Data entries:
——————————

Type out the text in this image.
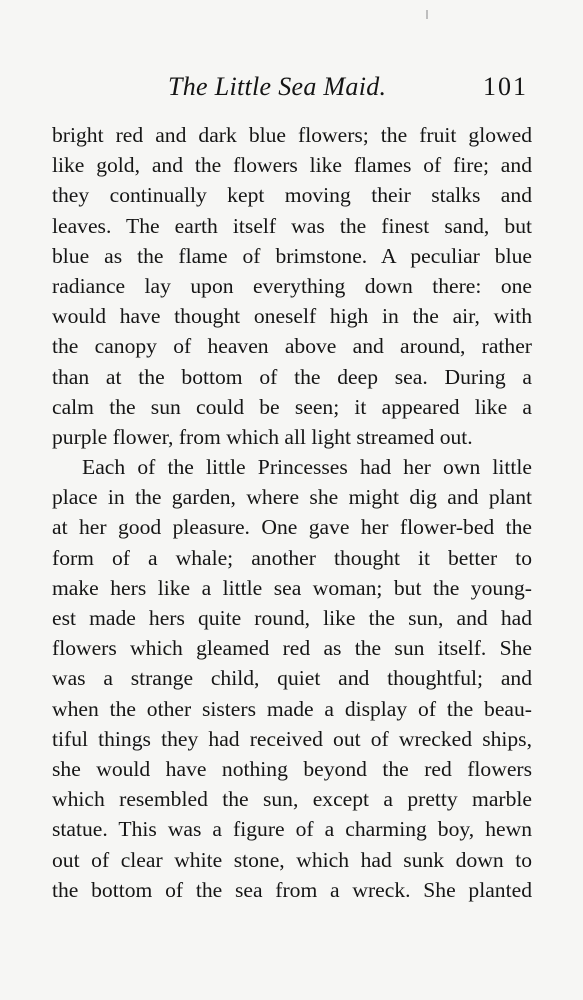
The Little Sea Maid.	101
bright red and dark blue flowers; the fruit glowed
like gold, and the flowers like flames of fire; and
they continually kept moving their stalks and
leaves. The earth itself was the finest sand, but
blue as the flame of brimstone. A peculiar blue
radiance lay upon everything down there: one
would have thought oneself high in the air, with
the canopy of heaven above and around, rather
than at the bottom of the deep sea. During a
calm the sun could be seen; it appeared like a
purple flower, from which all light streamed out.
Each of the little Princesses had her own little
place in the garden, where she might dig and plant
at her good pleasure. One gave her flower-bed the
form of a whale; another thought it better to
make hers like a little sea woman; but the young-
est made hers quite round, like the sun, and had
flowers which gleamed red as the sun itself. She
was a strange child, quiet and thoughtful; and
when the other sisters made a display of the beau-
tiful things they had received out of wrecked ships,
she would have nothing beyond the red flowers
which resembled the sun, except a pretty marble
statue. This was a figure of a charming boy, hewn
out of clear white stone, which had sunk down to
the bottom of the sea from a wreck. She planted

——————————

__OBJECTIVE__: Go through the entries and return each line where the word "itself" appears.

__ANSWER BELOW__:
leaves. The earth itself was the finest sand, but
flowers which gleamed red as the sun itself. She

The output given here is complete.